## THE TASK:
Rename "group-row" to "category-row" in the lines from the first one through the line containing "- symptom-label: [72, 1232, 200, 1255]", and give only those lines back with nothing else changed.

Element location listings
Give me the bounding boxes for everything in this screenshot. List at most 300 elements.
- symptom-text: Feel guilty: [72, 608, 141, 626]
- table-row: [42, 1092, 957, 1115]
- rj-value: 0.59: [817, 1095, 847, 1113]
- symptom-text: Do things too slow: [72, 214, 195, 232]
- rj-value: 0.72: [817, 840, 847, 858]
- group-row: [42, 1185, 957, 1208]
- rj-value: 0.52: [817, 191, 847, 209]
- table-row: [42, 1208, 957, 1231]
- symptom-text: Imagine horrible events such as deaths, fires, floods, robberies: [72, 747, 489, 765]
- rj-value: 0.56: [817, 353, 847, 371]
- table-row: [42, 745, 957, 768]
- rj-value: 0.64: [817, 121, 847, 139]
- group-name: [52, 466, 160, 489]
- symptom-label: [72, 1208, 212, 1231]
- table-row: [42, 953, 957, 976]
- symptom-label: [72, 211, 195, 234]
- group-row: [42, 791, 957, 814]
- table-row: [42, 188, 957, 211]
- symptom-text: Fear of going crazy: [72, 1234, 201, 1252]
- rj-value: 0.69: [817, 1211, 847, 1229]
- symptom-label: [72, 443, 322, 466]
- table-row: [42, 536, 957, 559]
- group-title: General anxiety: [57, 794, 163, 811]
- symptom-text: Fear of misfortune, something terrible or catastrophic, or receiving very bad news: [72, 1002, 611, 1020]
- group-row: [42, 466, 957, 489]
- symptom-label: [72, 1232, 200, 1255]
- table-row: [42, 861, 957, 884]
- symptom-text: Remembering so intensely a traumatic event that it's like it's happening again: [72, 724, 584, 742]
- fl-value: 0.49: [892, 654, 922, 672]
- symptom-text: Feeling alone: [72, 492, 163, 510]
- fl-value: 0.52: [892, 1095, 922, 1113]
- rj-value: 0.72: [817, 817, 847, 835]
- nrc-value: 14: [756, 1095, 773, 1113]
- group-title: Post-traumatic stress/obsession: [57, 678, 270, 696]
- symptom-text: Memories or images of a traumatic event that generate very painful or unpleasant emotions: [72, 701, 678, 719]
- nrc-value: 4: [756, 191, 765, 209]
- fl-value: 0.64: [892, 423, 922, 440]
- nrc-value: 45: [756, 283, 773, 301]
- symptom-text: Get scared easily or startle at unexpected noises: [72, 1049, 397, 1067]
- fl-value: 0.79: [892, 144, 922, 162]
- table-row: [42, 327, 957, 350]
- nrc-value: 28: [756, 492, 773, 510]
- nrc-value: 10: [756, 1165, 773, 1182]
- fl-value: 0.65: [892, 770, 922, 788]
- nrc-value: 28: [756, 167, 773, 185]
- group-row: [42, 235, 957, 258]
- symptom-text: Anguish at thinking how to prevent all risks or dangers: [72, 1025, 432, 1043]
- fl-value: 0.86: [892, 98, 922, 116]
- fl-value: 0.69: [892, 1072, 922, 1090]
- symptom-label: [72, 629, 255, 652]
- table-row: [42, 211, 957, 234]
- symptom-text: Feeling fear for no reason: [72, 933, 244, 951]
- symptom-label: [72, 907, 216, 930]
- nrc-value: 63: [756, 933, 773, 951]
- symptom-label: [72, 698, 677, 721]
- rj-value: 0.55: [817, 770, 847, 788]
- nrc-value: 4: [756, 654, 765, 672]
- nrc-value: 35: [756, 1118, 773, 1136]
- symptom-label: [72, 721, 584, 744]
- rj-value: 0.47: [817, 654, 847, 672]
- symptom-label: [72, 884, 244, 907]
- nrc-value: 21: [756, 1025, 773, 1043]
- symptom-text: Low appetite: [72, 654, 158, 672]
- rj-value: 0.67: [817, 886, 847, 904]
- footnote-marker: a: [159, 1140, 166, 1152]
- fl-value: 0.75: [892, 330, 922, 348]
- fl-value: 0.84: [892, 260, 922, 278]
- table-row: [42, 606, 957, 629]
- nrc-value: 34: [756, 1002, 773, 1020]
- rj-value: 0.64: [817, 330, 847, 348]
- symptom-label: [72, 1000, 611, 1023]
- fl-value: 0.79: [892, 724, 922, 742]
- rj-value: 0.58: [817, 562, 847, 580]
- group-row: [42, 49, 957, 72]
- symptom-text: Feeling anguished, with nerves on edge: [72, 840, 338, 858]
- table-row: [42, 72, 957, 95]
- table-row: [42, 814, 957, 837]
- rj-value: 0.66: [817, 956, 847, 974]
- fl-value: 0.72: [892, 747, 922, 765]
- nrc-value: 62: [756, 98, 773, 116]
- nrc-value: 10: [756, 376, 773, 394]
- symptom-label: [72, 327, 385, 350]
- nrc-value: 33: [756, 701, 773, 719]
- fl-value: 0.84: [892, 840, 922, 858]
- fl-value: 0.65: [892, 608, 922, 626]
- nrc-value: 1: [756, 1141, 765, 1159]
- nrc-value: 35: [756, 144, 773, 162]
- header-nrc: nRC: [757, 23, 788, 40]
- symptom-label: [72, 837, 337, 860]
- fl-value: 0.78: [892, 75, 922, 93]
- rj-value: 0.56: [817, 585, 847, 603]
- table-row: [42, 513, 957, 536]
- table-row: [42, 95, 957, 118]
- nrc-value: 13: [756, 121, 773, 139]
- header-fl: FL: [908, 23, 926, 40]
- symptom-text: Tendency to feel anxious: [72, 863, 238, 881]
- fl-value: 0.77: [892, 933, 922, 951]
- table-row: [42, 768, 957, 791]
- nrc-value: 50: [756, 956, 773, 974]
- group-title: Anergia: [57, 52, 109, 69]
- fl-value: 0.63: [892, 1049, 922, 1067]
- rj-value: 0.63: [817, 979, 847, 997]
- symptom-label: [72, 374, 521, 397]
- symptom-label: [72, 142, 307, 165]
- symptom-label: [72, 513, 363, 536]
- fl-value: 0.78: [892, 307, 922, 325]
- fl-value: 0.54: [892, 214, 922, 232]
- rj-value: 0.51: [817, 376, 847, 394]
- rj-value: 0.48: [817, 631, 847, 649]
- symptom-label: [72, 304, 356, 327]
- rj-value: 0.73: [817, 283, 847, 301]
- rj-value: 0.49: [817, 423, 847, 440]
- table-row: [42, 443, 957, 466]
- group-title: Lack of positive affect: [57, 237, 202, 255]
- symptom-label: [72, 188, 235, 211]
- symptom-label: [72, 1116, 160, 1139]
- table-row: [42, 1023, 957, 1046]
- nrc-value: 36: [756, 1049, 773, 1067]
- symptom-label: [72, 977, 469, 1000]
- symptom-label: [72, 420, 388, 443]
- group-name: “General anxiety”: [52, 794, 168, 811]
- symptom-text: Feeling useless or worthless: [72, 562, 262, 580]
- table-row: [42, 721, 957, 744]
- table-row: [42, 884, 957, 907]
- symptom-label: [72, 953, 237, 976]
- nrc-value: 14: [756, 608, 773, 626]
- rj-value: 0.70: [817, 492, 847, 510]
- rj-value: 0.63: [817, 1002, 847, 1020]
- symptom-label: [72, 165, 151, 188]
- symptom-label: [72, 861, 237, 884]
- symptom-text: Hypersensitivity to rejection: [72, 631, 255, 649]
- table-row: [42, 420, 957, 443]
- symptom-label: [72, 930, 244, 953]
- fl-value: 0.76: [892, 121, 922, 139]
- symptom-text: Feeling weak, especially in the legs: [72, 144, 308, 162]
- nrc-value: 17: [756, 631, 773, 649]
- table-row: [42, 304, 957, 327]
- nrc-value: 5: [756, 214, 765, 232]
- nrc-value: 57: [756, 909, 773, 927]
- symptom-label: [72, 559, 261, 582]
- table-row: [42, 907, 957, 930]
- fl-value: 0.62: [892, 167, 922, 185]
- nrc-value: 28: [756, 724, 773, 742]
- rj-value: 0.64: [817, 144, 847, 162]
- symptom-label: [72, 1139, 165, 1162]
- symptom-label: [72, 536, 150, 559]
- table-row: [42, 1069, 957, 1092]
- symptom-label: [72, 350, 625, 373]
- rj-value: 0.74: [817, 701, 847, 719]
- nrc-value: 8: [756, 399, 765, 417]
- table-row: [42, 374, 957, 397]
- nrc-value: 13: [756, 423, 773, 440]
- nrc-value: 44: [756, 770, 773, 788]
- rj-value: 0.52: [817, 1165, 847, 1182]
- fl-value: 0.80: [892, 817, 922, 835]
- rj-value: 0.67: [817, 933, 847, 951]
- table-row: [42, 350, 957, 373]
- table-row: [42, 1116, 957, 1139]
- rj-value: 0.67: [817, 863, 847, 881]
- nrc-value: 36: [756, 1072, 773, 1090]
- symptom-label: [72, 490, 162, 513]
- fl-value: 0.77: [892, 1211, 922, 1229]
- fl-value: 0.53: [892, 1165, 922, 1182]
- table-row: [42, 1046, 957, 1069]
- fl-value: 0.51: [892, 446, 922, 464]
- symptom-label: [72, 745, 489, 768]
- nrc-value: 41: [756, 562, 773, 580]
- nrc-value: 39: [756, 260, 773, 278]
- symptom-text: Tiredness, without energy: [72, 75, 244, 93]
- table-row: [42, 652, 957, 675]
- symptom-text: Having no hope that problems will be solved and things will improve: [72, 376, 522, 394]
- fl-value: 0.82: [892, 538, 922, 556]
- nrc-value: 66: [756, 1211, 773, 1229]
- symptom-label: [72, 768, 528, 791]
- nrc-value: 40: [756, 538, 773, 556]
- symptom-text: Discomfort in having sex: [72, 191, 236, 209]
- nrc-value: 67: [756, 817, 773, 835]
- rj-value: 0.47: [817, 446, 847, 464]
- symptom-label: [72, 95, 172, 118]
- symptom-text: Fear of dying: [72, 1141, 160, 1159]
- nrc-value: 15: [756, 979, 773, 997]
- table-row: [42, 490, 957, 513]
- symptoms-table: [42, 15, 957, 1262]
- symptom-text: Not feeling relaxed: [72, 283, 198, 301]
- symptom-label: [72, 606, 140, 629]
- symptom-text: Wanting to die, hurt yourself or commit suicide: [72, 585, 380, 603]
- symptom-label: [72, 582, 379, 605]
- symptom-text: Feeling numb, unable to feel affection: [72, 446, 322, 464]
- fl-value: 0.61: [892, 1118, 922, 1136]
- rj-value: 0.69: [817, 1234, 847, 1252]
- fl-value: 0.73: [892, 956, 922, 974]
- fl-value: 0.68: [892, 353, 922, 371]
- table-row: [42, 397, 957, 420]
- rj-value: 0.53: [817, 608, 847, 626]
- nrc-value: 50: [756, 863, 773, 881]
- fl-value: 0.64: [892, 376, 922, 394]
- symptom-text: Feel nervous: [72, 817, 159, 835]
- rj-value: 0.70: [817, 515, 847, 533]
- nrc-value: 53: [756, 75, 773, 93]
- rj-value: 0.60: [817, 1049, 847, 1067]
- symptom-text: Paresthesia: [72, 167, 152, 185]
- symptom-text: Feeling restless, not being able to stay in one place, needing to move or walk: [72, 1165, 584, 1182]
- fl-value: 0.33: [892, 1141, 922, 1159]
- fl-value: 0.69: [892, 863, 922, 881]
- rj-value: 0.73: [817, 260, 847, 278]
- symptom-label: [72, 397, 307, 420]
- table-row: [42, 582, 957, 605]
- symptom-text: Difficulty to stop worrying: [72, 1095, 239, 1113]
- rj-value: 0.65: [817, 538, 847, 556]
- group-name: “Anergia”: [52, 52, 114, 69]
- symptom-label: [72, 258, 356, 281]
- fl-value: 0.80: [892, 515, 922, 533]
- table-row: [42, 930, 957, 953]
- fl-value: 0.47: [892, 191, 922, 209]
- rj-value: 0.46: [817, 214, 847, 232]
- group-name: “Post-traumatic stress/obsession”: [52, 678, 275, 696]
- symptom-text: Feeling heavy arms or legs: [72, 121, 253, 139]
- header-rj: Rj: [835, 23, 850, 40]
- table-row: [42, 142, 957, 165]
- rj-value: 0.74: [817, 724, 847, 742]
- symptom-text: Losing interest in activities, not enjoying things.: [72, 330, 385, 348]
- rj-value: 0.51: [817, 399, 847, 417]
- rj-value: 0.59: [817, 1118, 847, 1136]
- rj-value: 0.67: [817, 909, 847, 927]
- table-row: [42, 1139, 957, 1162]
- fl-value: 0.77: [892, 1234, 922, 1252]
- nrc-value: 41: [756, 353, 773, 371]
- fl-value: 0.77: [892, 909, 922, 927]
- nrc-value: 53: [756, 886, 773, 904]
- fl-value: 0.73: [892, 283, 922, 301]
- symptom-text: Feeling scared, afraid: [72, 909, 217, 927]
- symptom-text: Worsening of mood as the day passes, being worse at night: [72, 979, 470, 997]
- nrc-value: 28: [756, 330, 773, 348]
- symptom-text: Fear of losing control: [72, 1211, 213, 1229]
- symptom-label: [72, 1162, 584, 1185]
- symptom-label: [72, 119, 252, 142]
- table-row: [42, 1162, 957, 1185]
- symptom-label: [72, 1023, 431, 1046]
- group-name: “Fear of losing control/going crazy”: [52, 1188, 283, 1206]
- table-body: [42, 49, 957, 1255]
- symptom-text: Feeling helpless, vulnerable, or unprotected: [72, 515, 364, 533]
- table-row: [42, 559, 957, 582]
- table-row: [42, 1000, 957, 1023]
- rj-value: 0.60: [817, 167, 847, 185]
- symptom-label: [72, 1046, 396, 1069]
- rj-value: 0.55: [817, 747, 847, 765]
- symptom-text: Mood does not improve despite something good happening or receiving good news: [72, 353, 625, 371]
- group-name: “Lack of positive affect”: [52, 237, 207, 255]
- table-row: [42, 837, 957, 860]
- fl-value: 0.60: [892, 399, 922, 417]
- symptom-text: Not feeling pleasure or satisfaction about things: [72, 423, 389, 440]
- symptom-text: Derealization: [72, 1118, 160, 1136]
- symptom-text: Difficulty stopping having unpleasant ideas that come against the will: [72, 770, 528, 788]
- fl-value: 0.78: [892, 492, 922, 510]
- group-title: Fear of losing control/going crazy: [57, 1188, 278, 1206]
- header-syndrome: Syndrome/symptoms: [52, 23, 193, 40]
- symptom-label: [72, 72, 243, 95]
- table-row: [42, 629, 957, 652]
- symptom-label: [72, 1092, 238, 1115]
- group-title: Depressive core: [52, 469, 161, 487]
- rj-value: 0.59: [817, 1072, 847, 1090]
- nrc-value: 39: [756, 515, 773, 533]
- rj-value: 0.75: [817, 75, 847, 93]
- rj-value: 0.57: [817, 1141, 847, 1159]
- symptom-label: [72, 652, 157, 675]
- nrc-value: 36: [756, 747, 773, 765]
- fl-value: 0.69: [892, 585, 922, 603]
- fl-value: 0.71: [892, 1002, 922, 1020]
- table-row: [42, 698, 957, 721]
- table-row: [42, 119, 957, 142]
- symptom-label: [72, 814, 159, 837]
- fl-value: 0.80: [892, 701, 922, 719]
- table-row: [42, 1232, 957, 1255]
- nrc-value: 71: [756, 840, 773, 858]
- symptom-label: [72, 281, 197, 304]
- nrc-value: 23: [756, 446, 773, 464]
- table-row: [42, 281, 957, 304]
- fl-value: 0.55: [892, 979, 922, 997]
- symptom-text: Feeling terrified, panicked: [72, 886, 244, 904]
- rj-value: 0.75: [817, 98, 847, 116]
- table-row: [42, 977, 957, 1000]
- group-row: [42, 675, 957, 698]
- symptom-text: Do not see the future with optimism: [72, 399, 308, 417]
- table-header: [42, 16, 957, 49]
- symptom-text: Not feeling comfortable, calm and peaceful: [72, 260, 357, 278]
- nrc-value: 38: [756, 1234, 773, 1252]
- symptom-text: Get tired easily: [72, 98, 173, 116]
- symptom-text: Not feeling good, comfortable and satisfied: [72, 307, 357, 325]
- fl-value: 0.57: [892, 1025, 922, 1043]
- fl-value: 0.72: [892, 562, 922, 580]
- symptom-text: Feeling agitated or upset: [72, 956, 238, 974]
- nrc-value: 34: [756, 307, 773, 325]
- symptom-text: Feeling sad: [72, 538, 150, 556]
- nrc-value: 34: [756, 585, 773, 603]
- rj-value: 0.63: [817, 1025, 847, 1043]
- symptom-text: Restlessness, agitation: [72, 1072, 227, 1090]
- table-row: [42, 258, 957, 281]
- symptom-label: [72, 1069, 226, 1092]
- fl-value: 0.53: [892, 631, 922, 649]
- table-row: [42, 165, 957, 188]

## FULL RESPONSE:
Give me the bounding boxes for everything in this screenshot. List at most 300 elements.
- symptom-text: Feel guilty: [72, 608, 141, 626]
- table-row: [42, 1092, 957, 1115]
- rj-value: 0.59: [817, 1095, 847, 1113]
- symptom-text: Do things too slow: [72, 214, 195, 232]
- rj-value: 0.72: [817, 840, 847, 858]
- category-row: [42, 1185, 957, 1208]
- rj-value: 0.52: [817, 191, 847, 209]
- table-row: [42, 1208, 957, 1231]
- symptom-text: Imagine horrible events such as deaths, fires, floods, robberies: [72, 747, 489, 765]
- rj-value: 0.56: [817, 353, 847, 371]
- table-row: [42, 745, 957, 768]
- rj-value: 0.64: [817, 121, 847, 139]
- group-name: [52, 466, 160, 489]
- symptom-label: [72, 1208, 212, 1231]
- table-row: [42, 953, 957, 976]
- symptom-label: [72, 211, 195, 234]
- category-row: [42, 791, 957, 814]
- table-row: [42, 188, 957, 211]
- symptom-text: Fear of going crazy: [72, 1234, 201, 1252]
- rj-value: 0.69: [817, 1211, 847, 1229]
- symptom-label: [72, 443, 322, 466]
- table-row: [42, 536, 957, 559]
- group-title: General anxiety: [57, 794, 163, 811]
- symptom-text: Fear of misfortune, something terrible or catastrophic, or receiving very bad news: [72, 1002, 611, 1020]
- category-row: [42, 466, 957, 489]
- symptom-label: [72, 1232, 200, 1255]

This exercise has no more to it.